» Recorded information
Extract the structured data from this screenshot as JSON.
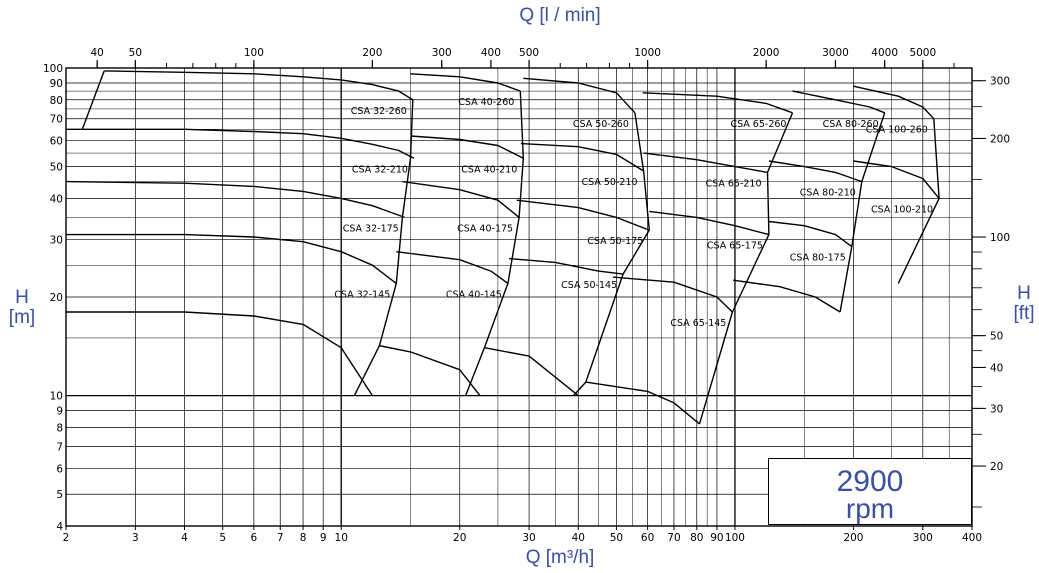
{
  "chart_data": {
    "type": "line",
    "title": "",
    "x_scale": "log",
    "y_scale": "log",
    "xlabel": "Q [m³/h]",
    "xlabel_top": "Q [l / min]",
    "ylabel": "H [m]",
    "ylabel_right": "H [ft]",
    "xlim": [
      2,
      400
    ],
    "ylim": [
      4,
      100
    ],
    "x_ticks": [
      2,
      3,
      4,
      5,
      6,
      7,
      8,
      9,
      10,
      20,
      30,
      40,
      50,
      60,
      70,
      80,
      90,
      100,
      200,
      300,
      400
    ],
    "x_tick_labels": [
      "2",
      "3",
      "4",
      "5",
      "6",
      "7",
      "8",
      "9",
      "10",
      "20",
      "30",
      "40",
      "50",
      "60",
      "70",
      "80",
      "90",
      "100",
      "200",
      "300",
      "400"
    ],
    "x_top_ticks": [
      40,
      50,
      100,
      200,
      300,
      400,
      500,
      1000,
      2000,
      3000,
      4000,
      5000
    ],
    "x_top_tick_labels": [
      "40",
      "50",
      "100",
      "200",
      "300",
      "400",
      "500",
      "1000",
      "2000",
      "3000",
      "4000",
      "5000"
    ],
    "y_ticks": [
      4,
      5,
      6,
      7,
      8,
      9,
      10,
      20,
      30,
      40,
      50,
      60,
      70,
      80,
      90,
      100
    ],
    "y_tick_labels": [
      "4",
      "5",
      "6",
      "7",
      "8",
      "9",
      "10",
      "20",
      "30",
      "40",
      "50",
      "60",
      "70",
      "80",
      "90",
      "100"
    ],
    "y_right_ticks": [
      20,
      30,
      40,
      50,
      100,
      200,
      300
    ],
    "y_right_tick_labels": [
      "20",
      "30",
      "40",
      "50",
      "100",
      "200",
      "300"
    ],
    "grid": true,
    "annotation": {
      "speed": "2900",
      "unit": "rpm"
    },
    "series": [
      {
        "name": "CSA 32-260",
        "x": [
          2.5,
          4,
          6,
          8,
          10,
          12,
          14,
          15.2
        ],
        "y": [
          98,
          97,
          96,
          94,
          92,
          89,
          85,
          80
        ]
      },
      {
        "name": "CSA 32-210",
        "x": [
          2,
          4,
          6,
          8,
          10,
          12,
          14,
          15.3
        ],
        "y": [
          65,
          65,
          64,
          63,
          61,
          58.5,
          56,
          53
        ]
      },
      {
        "name": "CSA 32-175",
        "x": [
          2,
          4,
          6,
          8,
          10,
          12,
          14.5
        ],
        "y": [
          45,
          44.5,
          43.5,
          42,
          40,
          38,
          35
        ]
      },
      {
        "name": "CSA 32-145",
        "x": [
          2,
          4,
          6,
          8,
          10,
          12,
          13.8
        ],
        "y": [
          31,
          31,
          30.5,
          29.5,
          27.5,
          25,
          22
        ]
      },
      {
        "name": "",
        "x": [
          2,
          4,
          6,
          8,
          10,
          12
        ],
        "y": [
          18,
          18,
          17.5,
          16.5,
          14,
          10
        ]
      },
      {
        "name": "CSA 40-260",
        "x": [
          15,
          20,
          25,
          28.5
        ],
        "y": [
          96,
          94,
          90,
          85
        ]
      },
      {
        "name": "CSA 40-210",
        "x": [
          15,
          20,
          25,
          29
        ],
        "y": [
          62,
          60.5,
          58,
          53
        ]
      },
      {
        "name": "CSA 40-175",
        "x": [
          14.3,
          20,
          25,
          28.3
        ],
        "y": [
          45,
          42.5,
          39.5,
          35
        ]
      },
      {
        "name": "CSA 40-145",
        "x": [
          13.8,
          20,
          24,
          26.5
        ],
        "y": [
          27.5,
          26,
          24,
          22
        ]
      },
      {
        "name": "",
        "x": [
          12.5,
          15,
          20,
          22.5
        ],
        "y": [
          14.2,
          13.6,
          12,
          10
        ]
      },
      {
        "name": "CSA 50-260",
        "x": [
          29,
          40,
          50,
          55.7
        ],
        "y": [
          93,
          90,
          84,
          73
        ]
      },
      {
        "name": "CSA 50-210",
        "x": [
          28.6,
          40,
          50,
          58.6
        ],
        "y": [
          58.8,
          57.5,
          54.5,
          48.5
        ]
      },
      {
        "name": "CSA 50-175",
        "x": [
          27.9,
          40,
          50,
          60.6
        ],
        "y": [
          39.5,
          37.5,
          35,
          32
        ]
      },
      {
        "name": "CSA 50-145",
        "x": [
          26.7,
          35,
          45,
          52
        ],
        "y": [
          26.2,
          25.5,
          24,
          23.5
        ]
      },
      {
        "name": "",
        "x": [
          23.1,
          30,
          40
        ],
        "y": [
          14,
          13.2,
          10
        ]
      },
      {
        "name": "CSA 65-260",
        "x": [
          58.3,
          90,
          120,
          140
        ],
        "y": [
          84,
          82,
          78,
          73
        ]
      },
      {
        "name": "CSA 65-210",
        "x": [
          58.6,
          80,
          100,
          121
        ],
        "y": [
          55,
          52.5,
          50,
          48
        ]
      },
      {
        "name": "CSA 65-175",
        "x": [
          60.6,
          80,
          100,
          122
        ],
        "y": [
          36.5,
          35,
          33,
          31
        ]
      },
      {
        "name": "CSA 65-145",
        "x": [
          49,
          70,
          90,
          98.5
        ],
        "y": [
          23,
          22.2,
          20,
          18
        ]
      },
      {
        "name": "",
        "x": [
          41.8,
          60,
          70,
          81.3
        ],
        "y": [
          11,
          10.3,
          9.5,
          8.2
        ]
      },
      {
        "name": "CSA 80-260",
        "x": [
          140,
          180,
          220,
          240
        ],
        "y": [
          85,
          80,
          76,
          73
        ]
      },
      {
        "name": "CSA 80-210",
        "x": [
          122,
          150,
          180,
          210
        ],
        "y": [
          52,
          50,
          48,
          45
        ]
      },
      {
        "name": "CSA 80-175",
        "x": [
          122,
          150,
          180,
          198
        ],
        "y": [
          34,
          33,
          31,
          28.5
        ]
      },
      {
        "name": "",
        "x": [
          99,
          130,
          160,
          185
        ],
        "y": [
          22.5,
          21.5,
          20,
          18
        ]
      },
      {
        "name": "CSA 100-260",
        "x": [
          200,
          260,
          300,
          320
        ],
        "y": [
          88,
          82,
          76,
          70
        ]
      },
      {
        "name": "CSA 100-210",
        "x": [
          200,
          250,
          300,
          330
        ],
        "y": [
          52,
          50,
          46,
          40
        ]
      }
    ],
    "boundaries": [
      {
        "name": "",
        "x": [
          2.2,
          2.5
        ],
        "y": [
          65,
          98
        ]
      },
      {
        "name": "",
        "x": [
          10.8,
          12.5,
          13.8,
          14.3,
          15,
          15.2
        ],
        "y": [
          10,
          14.2,
          22,
          35,
          53,
          80
        ]
      },
      {
        "name": "",
        "x": [
          20.7,
          23.1,
          26.5,
          28.3,
          29,
          28.5
        ],
        "y": [
          10,
          14,
          22,
          35,
          53,
          85
        ]
      },
      {
        "name": "",
        "x": [
          38.9,
          41.8,
          52,
          60.6,
          58.6,
          55.7
        ],
        "y": [
          10,
          11,
          23.5,
          32,
          48.5,
          73
        ]
      },
      {
        "name": "",
        "x": [
          81.3,
          98.5,
          122,
          121,
          140
        ],
        "y": [
          8.2,
          18,
          31,
          48,
          73
        ]
      },
      {
        "name": "",
        "x": [
          185,
          198,
          210,
          240
        ],
        "y": [
          18,
          28.5,
          45,
          73
        ]
      },
      {
        "name": "",
        "x": [
          260,
          330,
          320
        ],
        "y": [
          22,
          40,
          70
        ]
      }
    ]
  }
}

» The task
Retype each record exactly as it stands, but do not include the pictures.

» Exercise output
Extract the structured data from this screenshot as JSON.
{
  "chart_data": {
    "type": "line",
    "title": "",
    "x_scale": "log",
    "y_scale": "log",
    "xlabel": "Q [m³/h]",
    "xlabel_top": "Q [l / min]",
    "ylabel": "H [m]",
    "ylabel_right": "H [ft]",
    "xlim": [
      2,
      400
    ],
    "ylim": [
      4,
      100
    ],
    "x_ticks": [
      2,
      3,
      4,
      5,
      6,
      7,
      8,
      9,
      10,
      20,
      30,
      40,
      50,
      60,
      70,
      80,
      90,
      100,
      200,
      300,
      400
    ],
    "x_tick_labels": [
      "2",
      "3",
      "4",
      "5",
      "6",
      "7",
      "8",
      "9",
      "10",
      "20",
      "30",
      "40",
      "50",
      "60",
      "70",
      "80",
      "90",
      "100",
      "200",
      "300",
      "400"
    ],
    "x_top_ticks": [
      40,
      50,
      100,
      200,
      300,
      400,
      500,
      1000,
      2000,
      3000,
      4000,
      5000
    ],
    "x_top_tick_labels": [
      "40",
      "50",
      "100",
      "200",
      "300",
      "400",
      "500",
      "1000",
      "2000",
      "3000",
      "4000",
      "5000"
    ],
    "y_ticks": [
      4,
      5,
      6,
      7,
      8,
      9,
      10,
      20,
      30,
      40,
      50,
      60,
      70,
      80,
      90,
      100
    ],
    "y_tick_labels": [
      "4",
      "5",
      "6",
      "7",
      "8",
      "9",
      "10",
      "20",
      "30",
      "40",
      "50",
      "60",
      "70",
      "80",
      "90",
      "100"
    ],
    "y_right_ticks": [
      20,
      30,
      40,
      50,
      100,
      200,
      300
    ],
    "y_right_tick_labels": [
      "20",
      "30",
      "40",
      "50",
      "100",
      "200",
      "300"
    ],
    "grid": true,
    "annotation": {
      "speed": "2900",
      "unit": "rpm"
    },
    "series": [
      {
        "name": "CSA 32-260",
        "x": [
          2.5,
          4,
          6,
          8,
          10,
          12,
          14,
          15.2
        ],
        "y": [
          98,
          97,
          96,
          94,
          92,
          89,
          85,
          80
        ]
      },
      {
        "name": "CSA 32-210",
        "x": [
          2,
          4,
          6,
          8,
          10,
          12,
          14,
          15.3
        ],
        "y": [
          65,
          65,
          64,
          63,
          61,
          58.5,
          56,
          53
        ]
      },
      {
        "name": "CSA 32-175",
        "x": [
          2,
          4,
          6,
          8,
          10,
          12,
          14.5
        ],
        "y": [
          45,
          44.5,
          43.5,
          42,
          40,
          38,
          35
        ]
      },
      {
        "name": "CSA 32-145",
        "x": [
          2,
          4,
          6,
          8,
          10,
          12,
          13.8
        ],
        "y": [
          31,
          31,
          30.5,
          29.5,
          27.5,
          25,
          22
        ]
      },
      {
        "name": "",
        "x": [
          2,
          4,
          6,
          8,
          10,
          12
        ],
        "y": [
          18,
          18,
          17.5,
          16.5,
          14,
          10
        ]
      },
      {
        "name": "CSA 40-260",
        "x": [
          15,
          20,
          25,
          28.5
        ],
        "y": [
          96,
          94,
          90,
          85
        ]
      },
      {
        "name": "CSA 40-210",
        "x": [
          15,
          20,
          25,
          29
        ],
        "y": [
          62,
          60.5,
          58,
          53
        ]
      },
      {
        "name": "CSA 40-175",
        "x": [
          14.3,
          20,
          25,
          28.3
        ],
        "y": [
          45,
          42.5,
          39.5,
          35
        ]
      },
      {
        "name": "CSA 40-145",
        "x": [
          13.8,
          20,
          24,
          26.5
        ],
        "y": [
          27.5,
          26,
          24,
          22
        ]
      },
      {
        "name": "",
        "x": [
          12.5,
          15,
          20,
          22.5
        ],
        "y": [
          14.2,
          13.6,
          12,
          10
        ]
      },
      {
        "name": "CSA 50-260",
        "x": [
          29,
          40,
          50,
          55.7
        ],
        "y": [
          93,
          90,
          84,
          73
        ]
      },
      {
        "name": "CSA 50-210",
        "x": [
          28.6,
          40,
          50,
          58.6
        ],
        "y": [
          58.8,
          57.5,
          54.5,
          48.5
        ]
      },
      {
        "name": "CSA 50-175",
        "x": [
          27.9,
          40,
          50,
          60.6
        ],
        "y": [
          39.5,
          37.5,
          35,
          32
        ]
      },
      {
        "name": "CSA 50-145",
        "x": [
          26.7,
          35,
          45,
          52
        ],
        "y": [
          26.2,
          25.5,
          24,
          23.5
        ]
      },
      {
        "name": "",
        "x": [
          23.1,
          30,
          40
        ],
        "y": [
          14,
          13.2,
          10
        ]
      },
      {
        "name": "CSA 65-260",
        "x": [
          58.3,
          90,
          120,
          140
        ],
        "y": [
          84,
          82,
          78,
          73
        ]
      },
      {
        "name": "CSA 65-210",
        "x": [
          58.6,
          80,
          100,
          121
        ],
        "y": [
          55,
          52.5,
          50,
          48
        ]
      },
      {
        "name": "CSA 65-175",
        "x": [
          60.6,
          80,
          100,
          122
        ],
        "y": [
          36.5,
          35,
          33,
          31
        ]
      },
      {
        "name": "CSA 65-145",
        "x": [
          49,
          70,
          90,
          98.5
        ],
        "y": [
          23,
          22.2,
          20,
          18
        ]
      },
      {
        "name": "",
        "x": [
          41.8,
          60,
          70,
          81.3
        ],
        "y": [
          11,
          10.3,
          9.5,
          8.2
        ]
      },
      {
        "name": "CSA 80-260",
        "x": [
          140,
          180,
          220,
          240
        ],
        "y": [
          85,
          80,
          76,
          73
        ]
      },
      {
        "name": "CSA 80-210",
        "x": [
          122,
          150,
          180,
          210
        ],
        "y": [
          52,
          50,
          48,
          45
        ]
      },
      {
        "name": "CSA 80-175",
        "x": [
          122,
          150,
          180,
          198
        ],
        "y": [
          34,
          33,
          31,
          28.5
        ]
      },
      {
        "name": "",
        "x": [
          99,
          130,
          160,
          185
        ],
        "y": [
          22.5,
          21.5,
          20,
          18
        ]
      },
      {
        "name": "CSA 100-260",
        "x": [
          200,
          260,
          300,
          320
        ],
        "y": [
          88,
          82,
          76,
          70
        ]
      },
      {
        "name": "CSA 100-210",
        "x": [
          200,
          250,
          300,
          330
        ],
        "y": [
          52,
          50,
          46,
          40
        ]
      }
    ],
    "boundaries": [
      {
        "name": "",
        "x": [
          2.2,
          2.5
        ],
        "y": [
          65,
          98
        ]
      },
      {
        "name": "",
        "x": [
          10.8,
          12.5,
          13.8,
          14.3,
          15,
          15.2
        ],
        "y": [
          10,
          14.2,
          22,
          35,
          53,
          80
        ]
      },
      {
        "name": "",
        "x": [
          20.7,
          23.1,
          26.5,
          28.3,
          29,
          28.5
        ],
        "y": [
          10,
          14,
          22,
          35,
          53,
          85
        ]
      },
      {
        "name": "",
        "x": [
          38.9,
          41.8,
          52,
          60.6,
          58.6,
          55.7
        ],
        "y": [
          10,
          11,
          23.5,
          32,
          48.5,
          73
        ]
      },
      {
        "name": "",
        "x": [
          81.3,
          98.5,
          122,
          121,
          140
        ],
        "y": [
          8.2,
          18,
          31,
          48,
          73
        ]
      },
      {
        "name": "",
        "x": [
          185,
          198,
          210,
          240
        ],
        "y": [
          18,
          28.5,
          45,
          73
        ]
      },
      {
        "name": "",
        "x": [
          260,
          330,
          320
        ],
        "y": [
          22,
          40,
          70
        ]
      }
    ]
  }
}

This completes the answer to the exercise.